=== Bacaan ===

Bulan lalu saya pernah membahas tentang keterkaitan Pulau
Madura dan komoditi garam dan saat ini saya akan membahas keterkaitan komoditi
garam di era Jawa kuno.
Belajar dari sejarah di berbagai peradaban dunia kuno masa
lalu, garam pernah menjadi barang berharga yang nilainya bahkan tidak kalah
mahal dengan emas.
Dari masa Jawa klasik sendiri, sejumlah sumber berita
tekstual tercatat memuat topik tentang garam secara luas. Ini bisa diartikan
bahwa garam memiliki nilai penting di tengah-tengah kehidupan masyarakat.
Prasasti dari Raja Balitung
Istilah “garem” telah muncul dalam prasasti tembaga dari raja
Balitung, bersama dengan padak (garam dari tempat pembuatan garam/pegaraman ~
yang dinamai “garam padak”), minyak (lenga) dan gula, yang dibawa dengan cara
dipikul (pinikul) (Naersen, BKI 95, 1937; 441~461).
Bukti di atas mengungkap bahwa istilah ini telah dipergunakan
sejak abad X Masehi. Kata jadian ‘agarem’ yang berarti digarami atau bergaram
juga terdapat dalam kakawin Ramayana.
Kitab lain, yakni Bomakawya menyingkap pemanfaatan garam
untuk membuat telor asin sebagaimana tergambar dalam kalimat ‘ikantigagarem’
(dari tiga kata: ika, antiga (telur), garem).
Prasasti Sarwadhamma/Penampihan II
Sumber yang menyinggung pajak terhadap garam (pagagarem)

===

## Tugas Tertulis
Menurut bacaan tentang garam di era Jawa kuno di atas, apa saja barang yang disebut bersama istilah "garem" dalam prasasti tembaga Raja Balitung? Baris-baris data di bawah ini berasal dari sumber yang berbeda dengan bacaan.

=== Data Tersedia ===

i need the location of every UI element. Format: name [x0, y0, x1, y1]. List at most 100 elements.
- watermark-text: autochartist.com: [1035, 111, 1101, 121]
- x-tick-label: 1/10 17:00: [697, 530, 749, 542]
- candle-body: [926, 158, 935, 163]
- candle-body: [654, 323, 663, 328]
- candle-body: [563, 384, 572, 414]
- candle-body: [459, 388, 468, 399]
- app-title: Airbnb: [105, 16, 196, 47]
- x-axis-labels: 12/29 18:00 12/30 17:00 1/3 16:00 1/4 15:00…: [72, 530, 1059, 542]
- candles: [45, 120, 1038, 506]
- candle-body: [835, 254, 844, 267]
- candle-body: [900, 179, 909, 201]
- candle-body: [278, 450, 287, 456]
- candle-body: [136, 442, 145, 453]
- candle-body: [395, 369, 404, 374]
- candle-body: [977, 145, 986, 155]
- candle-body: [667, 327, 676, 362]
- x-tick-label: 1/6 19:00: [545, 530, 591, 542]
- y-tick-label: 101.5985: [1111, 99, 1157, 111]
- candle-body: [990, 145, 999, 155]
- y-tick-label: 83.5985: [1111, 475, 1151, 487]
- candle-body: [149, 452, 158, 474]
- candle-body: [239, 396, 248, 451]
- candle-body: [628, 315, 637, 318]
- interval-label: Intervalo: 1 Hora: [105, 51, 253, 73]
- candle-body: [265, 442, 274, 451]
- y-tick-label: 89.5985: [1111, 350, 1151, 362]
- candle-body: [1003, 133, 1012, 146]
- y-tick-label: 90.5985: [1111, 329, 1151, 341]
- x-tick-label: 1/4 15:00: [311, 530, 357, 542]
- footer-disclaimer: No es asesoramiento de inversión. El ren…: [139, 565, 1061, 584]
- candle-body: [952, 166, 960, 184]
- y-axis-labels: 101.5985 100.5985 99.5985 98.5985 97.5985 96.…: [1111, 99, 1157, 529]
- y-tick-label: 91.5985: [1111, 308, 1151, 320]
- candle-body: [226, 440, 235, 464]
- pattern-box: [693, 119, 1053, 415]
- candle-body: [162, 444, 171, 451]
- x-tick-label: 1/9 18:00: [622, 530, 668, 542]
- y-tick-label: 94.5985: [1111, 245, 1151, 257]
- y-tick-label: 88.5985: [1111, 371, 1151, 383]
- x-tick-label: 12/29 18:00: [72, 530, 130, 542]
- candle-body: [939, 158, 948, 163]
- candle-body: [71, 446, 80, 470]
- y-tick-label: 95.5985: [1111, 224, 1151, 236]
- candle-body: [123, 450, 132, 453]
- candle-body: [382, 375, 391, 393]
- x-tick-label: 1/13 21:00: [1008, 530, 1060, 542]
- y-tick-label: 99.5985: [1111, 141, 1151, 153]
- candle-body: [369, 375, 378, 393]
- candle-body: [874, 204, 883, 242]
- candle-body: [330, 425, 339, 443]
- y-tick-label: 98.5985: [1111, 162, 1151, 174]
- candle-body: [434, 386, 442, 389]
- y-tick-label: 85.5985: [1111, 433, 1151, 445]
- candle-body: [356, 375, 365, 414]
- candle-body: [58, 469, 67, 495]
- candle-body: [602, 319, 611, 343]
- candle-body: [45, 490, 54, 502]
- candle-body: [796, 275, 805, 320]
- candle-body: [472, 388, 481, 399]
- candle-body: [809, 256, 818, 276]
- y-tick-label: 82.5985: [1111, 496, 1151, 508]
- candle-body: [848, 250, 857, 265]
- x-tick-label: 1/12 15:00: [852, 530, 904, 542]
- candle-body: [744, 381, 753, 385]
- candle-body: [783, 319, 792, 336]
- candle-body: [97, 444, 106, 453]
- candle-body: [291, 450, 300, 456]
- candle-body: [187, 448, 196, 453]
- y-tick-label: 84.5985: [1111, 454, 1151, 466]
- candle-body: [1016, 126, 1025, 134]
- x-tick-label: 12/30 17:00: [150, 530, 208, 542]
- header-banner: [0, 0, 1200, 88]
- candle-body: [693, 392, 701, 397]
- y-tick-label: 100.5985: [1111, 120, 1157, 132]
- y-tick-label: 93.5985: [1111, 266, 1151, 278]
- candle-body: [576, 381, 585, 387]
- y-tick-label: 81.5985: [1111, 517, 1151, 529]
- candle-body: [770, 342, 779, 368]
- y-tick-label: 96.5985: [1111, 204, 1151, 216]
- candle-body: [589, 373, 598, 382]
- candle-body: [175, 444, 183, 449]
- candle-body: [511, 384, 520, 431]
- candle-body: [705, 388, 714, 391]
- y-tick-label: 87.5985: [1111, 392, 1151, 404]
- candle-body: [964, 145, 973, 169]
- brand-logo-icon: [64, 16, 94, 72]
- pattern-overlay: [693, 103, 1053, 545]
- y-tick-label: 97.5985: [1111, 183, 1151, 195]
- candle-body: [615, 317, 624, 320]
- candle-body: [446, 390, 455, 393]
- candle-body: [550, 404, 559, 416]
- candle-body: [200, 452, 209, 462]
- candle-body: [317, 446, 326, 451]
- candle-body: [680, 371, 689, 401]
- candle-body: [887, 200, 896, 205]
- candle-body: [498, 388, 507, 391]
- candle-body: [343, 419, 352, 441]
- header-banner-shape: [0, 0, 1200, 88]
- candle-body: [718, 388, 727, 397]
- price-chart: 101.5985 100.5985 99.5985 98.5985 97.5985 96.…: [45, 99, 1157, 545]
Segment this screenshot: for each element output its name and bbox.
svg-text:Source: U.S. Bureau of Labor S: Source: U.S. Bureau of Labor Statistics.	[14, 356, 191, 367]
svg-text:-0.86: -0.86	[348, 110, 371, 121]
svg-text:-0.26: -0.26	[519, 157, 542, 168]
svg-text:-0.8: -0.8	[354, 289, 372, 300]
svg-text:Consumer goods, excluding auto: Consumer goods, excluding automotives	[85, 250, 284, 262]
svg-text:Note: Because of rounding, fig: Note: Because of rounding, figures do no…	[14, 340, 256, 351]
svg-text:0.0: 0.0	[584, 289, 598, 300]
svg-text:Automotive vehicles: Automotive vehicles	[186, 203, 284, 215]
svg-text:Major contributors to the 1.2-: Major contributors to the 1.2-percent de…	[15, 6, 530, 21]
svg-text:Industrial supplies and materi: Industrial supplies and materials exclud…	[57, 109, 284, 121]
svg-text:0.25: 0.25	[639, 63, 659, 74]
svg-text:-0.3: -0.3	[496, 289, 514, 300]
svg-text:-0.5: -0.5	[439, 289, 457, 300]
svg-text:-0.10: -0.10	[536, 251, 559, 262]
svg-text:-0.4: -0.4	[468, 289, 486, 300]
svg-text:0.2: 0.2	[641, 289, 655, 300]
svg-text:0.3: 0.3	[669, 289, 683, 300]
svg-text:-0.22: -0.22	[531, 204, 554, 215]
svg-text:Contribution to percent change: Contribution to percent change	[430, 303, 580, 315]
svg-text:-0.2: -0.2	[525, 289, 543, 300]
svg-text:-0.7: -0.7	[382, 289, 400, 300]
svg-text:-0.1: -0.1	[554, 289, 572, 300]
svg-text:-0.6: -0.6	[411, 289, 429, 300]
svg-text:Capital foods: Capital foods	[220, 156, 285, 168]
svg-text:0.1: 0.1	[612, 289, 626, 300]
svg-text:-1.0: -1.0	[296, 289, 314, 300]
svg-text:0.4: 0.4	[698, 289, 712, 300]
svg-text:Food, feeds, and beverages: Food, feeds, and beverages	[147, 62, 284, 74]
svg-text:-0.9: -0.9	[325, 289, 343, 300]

===

## Penyelesaian
Padak (garam dari tempat pembuatan garam), minyak (lenga), dan gula.